### Instructions for the task:
Tally up the lines where the string "warto" appears; reply with the number only.

### Provided records:
--- start ---
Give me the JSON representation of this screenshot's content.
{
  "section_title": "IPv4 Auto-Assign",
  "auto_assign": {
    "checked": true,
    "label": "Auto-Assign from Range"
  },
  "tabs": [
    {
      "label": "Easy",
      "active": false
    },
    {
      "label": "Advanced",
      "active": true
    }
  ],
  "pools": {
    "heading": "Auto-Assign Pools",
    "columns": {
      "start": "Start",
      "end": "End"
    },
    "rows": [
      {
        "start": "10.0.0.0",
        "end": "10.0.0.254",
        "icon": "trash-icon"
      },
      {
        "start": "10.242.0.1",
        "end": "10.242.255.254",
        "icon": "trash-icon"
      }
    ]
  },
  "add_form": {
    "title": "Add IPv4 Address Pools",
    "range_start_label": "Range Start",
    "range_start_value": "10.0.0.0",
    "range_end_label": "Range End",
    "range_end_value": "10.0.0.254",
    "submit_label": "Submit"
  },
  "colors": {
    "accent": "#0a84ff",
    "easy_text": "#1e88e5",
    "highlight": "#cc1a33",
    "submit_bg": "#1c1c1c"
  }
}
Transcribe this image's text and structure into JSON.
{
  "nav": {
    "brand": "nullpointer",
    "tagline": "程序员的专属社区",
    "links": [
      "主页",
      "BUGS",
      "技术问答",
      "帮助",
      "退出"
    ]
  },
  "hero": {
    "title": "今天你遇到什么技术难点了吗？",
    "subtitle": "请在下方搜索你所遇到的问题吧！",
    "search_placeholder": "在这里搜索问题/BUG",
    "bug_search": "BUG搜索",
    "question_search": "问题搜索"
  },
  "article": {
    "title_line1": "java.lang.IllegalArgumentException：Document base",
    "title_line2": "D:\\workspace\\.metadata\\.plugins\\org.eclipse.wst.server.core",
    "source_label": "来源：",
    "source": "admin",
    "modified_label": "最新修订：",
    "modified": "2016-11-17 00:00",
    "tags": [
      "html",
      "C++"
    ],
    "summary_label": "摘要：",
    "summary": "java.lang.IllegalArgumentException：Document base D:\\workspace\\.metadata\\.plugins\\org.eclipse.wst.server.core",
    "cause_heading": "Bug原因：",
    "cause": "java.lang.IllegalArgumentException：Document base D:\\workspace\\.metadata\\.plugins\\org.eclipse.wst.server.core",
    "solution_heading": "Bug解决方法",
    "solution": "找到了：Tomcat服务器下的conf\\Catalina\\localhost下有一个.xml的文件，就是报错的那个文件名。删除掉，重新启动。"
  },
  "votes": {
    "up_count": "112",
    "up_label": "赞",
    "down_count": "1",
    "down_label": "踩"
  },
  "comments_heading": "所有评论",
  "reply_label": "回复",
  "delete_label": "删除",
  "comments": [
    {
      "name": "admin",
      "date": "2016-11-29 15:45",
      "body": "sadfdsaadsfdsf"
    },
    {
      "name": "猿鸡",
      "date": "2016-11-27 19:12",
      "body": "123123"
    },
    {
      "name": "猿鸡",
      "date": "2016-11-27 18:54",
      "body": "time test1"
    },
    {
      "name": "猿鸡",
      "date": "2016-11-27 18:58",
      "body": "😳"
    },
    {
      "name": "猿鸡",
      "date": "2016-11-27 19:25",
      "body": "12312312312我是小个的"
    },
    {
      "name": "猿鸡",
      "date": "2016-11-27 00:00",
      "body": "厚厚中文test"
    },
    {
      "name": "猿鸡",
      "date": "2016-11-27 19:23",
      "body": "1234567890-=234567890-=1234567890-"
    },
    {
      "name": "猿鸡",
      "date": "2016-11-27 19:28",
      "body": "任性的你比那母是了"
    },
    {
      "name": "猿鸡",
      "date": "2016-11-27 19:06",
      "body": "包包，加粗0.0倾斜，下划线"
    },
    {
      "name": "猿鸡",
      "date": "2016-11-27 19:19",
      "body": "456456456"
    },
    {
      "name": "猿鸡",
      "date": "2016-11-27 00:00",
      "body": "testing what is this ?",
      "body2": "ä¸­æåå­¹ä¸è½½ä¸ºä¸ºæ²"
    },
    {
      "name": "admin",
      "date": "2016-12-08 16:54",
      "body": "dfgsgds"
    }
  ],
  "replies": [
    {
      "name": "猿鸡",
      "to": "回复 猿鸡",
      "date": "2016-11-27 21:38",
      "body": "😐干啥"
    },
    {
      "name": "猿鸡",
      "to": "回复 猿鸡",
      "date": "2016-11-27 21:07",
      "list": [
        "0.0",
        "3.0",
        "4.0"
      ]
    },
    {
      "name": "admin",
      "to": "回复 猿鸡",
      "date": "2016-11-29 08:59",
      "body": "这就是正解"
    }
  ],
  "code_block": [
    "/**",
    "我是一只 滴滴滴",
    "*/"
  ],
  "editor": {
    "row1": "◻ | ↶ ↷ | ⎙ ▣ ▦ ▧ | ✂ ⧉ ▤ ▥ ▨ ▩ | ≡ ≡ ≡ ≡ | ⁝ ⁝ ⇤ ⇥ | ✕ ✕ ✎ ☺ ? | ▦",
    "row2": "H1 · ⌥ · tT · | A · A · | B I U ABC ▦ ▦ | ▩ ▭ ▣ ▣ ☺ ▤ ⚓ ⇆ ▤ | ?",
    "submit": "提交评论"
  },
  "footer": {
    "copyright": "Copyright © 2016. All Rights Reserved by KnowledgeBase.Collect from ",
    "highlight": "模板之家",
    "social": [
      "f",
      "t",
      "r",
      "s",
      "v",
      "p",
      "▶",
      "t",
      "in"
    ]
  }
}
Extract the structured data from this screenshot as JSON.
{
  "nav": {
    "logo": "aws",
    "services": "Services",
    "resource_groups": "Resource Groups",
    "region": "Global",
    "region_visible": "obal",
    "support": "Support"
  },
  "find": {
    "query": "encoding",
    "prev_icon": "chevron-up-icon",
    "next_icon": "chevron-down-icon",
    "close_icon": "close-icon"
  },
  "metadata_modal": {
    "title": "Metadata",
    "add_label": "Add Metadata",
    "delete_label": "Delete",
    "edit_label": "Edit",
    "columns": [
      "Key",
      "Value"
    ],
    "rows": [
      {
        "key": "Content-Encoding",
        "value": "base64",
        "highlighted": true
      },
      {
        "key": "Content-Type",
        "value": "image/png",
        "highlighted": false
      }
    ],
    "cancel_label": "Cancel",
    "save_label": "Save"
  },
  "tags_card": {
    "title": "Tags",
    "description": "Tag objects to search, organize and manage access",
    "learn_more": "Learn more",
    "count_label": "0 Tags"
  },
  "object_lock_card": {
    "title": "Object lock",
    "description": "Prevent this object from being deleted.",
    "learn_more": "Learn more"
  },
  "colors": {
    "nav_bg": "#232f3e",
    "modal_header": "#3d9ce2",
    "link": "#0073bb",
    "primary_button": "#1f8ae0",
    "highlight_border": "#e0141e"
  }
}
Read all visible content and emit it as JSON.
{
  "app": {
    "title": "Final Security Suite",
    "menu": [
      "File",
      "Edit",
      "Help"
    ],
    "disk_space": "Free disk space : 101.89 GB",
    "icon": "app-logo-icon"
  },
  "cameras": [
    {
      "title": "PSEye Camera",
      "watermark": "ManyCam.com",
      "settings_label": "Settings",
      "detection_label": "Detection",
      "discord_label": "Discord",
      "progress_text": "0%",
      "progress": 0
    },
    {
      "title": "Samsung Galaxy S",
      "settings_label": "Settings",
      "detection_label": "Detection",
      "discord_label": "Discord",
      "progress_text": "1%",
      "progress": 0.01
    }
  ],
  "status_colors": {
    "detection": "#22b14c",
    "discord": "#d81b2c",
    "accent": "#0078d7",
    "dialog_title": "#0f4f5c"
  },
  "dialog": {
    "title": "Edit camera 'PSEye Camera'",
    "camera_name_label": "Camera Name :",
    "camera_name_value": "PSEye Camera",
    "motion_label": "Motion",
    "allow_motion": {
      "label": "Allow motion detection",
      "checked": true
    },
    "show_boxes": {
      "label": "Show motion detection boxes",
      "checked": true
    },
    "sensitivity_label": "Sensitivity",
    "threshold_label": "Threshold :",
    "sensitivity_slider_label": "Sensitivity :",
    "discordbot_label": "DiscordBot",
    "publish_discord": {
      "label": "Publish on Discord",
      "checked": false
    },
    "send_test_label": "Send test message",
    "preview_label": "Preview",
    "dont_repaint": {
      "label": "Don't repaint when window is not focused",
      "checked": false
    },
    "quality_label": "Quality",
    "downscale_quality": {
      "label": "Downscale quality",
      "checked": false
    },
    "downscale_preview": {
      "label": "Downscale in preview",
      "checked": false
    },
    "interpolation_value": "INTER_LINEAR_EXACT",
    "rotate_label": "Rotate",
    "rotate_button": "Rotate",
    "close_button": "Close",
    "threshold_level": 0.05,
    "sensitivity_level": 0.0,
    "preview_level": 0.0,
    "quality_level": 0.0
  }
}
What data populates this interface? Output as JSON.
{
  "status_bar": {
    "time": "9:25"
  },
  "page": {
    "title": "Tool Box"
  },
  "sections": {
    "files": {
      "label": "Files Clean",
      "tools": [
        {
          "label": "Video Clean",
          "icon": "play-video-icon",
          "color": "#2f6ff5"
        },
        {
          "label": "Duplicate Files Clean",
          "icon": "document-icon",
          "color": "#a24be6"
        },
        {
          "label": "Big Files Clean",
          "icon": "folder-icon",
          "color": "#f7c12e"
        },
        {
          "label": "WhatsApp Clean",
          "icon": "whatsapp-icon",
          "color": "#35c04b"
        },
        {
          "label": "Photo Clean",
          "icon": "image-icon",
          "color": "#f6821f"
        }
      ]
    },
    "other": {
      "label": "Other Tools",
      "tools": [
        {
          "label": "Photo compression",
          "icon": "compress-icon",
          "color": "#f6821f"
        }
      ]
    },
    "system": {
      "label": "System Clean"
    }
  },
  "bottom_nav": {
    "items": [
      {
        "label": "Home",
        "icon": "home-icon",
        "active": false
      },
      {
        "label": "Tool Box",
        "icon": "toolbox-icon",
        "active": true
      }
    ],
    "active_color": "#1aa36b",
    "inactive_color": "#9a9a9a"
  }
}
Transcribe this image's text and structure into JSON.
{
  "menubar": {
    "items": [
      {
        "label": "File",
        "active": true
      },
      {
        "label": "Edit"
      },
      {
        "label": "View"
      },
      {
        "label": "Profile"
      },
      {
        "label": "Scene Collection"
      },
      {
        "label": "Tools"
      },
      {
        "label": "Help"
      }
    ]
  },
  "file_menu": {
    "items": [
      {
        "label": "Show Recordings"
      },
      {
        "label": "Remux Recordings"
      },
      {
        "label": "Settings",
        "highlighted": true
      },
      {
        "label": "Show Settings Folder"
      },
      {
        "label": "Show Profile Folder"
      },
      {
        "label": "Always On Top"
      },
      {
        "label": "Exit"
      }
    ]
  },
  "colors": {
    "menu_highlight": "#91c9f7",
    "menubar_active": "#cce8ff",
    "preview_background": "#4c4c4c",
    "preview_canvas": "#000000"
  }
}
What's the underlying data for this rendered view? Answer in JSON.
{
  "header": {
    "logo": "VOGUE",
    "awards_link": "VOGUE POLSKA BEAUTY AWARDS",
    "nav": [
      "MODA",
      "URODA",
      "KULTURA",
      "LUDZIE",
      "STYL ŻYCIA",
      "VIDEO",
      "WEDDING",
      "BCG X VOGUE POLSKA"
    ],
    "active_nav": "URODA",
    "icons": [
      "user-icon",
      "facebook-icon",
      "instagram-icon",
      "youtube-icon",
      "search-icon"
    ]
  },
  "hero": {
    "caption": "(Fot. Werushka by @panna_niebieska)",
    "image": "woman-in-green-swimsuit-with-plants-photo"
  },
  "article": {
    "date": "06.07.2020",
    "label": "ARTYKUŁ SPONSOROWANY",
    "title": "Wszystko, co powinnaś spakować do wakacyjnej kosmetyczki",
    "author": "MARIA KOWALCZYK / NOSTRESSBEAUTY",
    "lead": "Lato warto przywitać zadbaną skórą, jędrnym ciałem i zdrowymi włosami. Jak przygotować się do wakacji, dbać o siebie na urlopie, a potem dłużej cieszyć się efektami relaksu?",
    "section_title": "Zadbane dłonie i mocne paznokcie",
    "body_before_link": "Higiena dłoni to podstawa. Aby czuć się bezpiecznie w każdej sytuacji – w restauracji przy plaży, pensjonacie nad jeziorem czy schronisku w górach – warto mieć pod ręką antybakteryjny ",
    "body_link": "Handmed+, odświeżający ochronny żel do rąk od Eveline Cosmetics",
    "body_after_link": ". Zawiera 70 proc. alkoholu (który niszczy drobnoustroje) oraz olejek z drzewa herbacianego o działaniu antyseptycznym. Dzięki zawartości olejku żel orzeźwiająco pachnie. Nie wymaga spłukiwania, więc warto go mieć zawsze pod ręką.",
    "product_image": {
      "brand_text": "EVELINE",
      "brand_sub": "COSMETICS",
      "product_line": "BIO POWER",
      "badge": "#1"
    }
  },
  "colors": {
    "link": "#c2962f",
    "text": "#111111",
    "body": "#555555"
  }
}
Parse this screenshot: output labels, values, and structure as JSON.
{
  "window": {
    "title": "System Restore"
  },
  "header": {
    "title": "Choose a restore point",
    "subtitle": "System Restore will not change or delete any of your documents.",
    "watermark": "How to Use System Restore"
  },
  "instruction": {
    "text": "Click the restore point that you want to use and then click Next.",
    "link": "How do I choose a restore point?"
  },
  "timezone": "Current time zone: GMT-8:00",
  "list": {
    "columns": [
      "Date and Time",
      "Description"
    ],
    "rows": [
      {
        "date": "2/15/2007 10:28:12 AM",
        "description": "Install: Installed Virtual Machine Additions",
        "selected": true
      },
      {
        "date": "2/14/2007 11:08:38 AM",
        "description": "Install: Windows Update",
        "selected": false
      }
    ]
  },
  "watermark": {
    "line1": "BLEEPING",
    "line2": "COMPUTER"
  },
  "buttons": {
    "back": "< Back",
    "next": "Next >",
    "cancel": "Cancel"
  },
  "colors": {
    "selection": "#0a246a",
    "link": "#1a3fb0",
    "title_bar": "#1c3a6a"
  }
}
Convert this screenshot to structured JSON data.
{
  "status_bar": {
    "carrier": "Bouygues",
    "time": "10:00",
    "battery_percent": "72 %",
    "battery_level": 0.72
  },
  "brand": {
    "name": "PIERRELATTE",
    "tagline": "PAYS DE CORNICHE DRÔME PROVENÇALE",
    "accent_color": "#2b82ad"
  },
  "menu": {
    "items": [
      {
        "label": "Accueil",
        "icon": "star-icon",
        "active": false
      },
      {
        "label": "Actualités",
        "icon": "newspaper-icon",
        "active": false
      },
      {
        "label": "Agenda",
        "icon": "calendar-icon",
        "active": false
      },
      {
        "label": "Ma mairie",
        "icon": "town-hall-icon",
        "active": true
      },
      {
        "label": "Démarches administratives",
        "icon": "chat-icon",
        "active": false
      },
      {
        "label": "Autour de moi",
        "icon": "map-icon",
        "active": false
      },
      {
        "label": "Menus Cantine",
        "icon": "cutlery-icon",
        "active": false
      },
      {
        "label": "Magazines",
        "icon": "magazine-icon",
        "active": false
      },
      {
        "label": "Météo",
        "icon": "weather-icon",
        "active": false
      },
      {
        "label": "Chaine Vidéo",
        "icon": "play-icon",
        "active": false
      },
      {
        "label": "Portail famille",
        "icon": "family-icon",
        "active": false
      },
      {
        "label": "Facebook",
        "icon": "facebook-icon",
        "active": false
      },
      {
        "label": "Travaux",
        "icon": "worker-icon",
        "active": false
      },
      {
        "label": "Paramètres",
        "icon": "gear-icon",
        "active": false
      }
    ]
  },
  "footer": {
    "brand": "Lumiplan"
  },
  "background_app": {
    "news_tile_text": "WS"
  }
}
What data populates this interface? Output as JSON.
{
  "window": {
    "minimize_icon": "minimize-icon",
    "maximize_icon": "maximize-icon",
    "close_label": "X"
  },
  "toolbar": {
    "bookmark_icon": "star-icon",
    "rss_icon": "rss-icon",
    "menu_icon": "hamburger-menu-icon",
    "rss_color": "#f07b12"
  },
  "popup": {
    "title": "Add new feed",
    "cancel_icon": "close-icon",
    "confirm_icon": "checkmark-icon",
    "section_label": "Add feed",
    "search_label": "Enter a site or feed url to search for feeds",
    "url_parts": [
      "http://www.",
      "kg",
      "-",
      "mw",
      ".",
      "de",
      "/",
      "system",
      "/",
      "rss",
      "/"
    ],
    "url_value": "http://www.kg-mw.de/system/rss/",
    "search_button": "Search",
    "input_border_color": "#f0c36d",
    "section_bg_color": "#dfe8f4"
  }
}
--- end ---
### Problem solution:
3